There was a declining trend in the early marine survival of hatchery and wild juvenile coho salmon during the study period from 1998 to 2007. The decline of approximately 93% over 10 years (with no adjustment made for freshwater mortality of smolts) was a substantial reduction in the survival of juvenile coho salmon. The decline was similar when estimates were adjusted to reflect 20% freshwater mortality. The rate of decline in September abundance for hatchery fish was also larger than that for wild coho salmon, which suggests that wild coho salmon may currently have a higher marine survival rate than hatchery fish. If the early marine survival of wild coho salmon is indeed higher than that of hatchery fish, then the estimated abundance of wild coho salmon entering the strait may be smaller than we calculated. There is some indication that the escapements of wild coho salmon have not increased in recent years, and there is a possibility of declines in some populations (DFO 2005a). Reduced early marine survival of hatchery coho salmon compared with wild fish is an important possibility as it may indicate that in a stressful environment, hatchery fish will exhibit lower survival than wild fish. More importantly, wild coho salmon may be better adapted to a Strait of Georgia ecosystem that is now quite different from the 1970s ecosystem, which was assumed to be able to produce more coho salmon, thus prompting the establishment of large hatchery programs.
Canada's wild salmon policy (DFO 2005b) clearly places a priority on protecting wild salmon, and current hatchery programs and policies also need to be reviewed in that context. The relatively stable levels and timing of hatchery releases make it difficult to evaluate potential interactions between hatchery and wild coho salmon and their environment. Large-scale, multiyear experimental manipulations of release numbers and changes in release timing need to be planned and implemented in order to test for interactions.
========================
■ Problems to solve:
[A] In the coho salmon text, by about what percentage did early marine survival decline over the 10-year study period?
[B] Using the coho salmon text, explain why it says large-scale, multiyear experimental changes to hatchery release numbers and timing need to be planned and implemented.

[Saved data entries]
========================
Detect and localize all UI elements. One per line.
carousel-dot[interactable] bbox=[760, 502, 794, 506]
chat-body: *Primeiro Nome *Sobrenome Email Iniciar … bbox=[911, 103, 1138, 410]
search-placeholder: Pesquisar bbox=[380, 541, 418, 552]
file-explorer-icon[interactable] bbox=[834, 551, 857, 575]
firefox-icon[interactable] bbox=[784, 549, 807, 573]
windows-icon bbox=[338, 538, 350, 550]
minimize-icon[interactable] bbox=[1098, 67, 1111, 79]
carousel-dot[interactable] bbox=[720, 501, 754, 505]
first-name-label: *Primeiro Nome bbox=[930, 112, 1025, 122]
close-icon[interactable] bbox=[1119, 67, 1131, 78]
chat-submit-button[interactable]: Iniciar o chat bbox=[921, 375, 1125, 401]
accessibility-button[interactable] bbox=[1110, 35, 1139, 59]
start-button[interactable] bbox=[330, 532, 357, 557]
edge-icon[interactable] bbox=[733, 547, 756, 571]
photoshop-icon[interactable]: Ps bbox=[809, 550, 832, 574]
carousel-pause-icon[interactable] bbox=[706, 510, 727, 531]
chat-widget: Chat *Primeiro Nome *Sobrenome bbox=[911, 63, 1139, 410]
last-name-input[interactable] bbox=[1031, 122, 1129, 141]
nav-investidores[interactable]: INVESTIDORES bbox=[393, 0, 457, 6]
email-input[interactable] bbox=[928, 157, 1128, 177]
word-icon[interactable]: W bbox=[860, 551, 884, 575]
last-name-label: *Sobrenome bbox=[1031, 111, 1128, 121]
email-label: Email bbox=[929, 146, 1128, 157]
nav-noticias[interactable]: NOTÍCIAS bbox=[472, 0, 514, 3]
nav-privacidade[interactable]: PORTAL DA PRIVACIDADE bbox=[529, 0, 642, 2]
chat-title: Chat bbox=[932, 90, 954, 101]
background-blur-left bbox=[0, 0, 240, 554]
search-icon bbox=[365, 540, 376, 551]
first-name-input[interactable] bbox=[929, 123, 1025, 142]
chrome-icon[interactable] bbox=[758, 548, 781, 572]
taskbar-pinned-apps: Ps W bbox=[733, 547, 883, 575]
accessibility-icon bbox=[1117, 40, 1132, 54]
========================
■ Results:
[A] About 93%, with no adjustment for freshwater mortality of smolts.

[B] Hatchery releases have stayed at relatively stable levels and timing. This makes it difficult to evaluate potential interactions between hatchery coho salmon, wild coho salmon and their environment. Deliberately varying release numbers and timing would allow those interactions to be tested.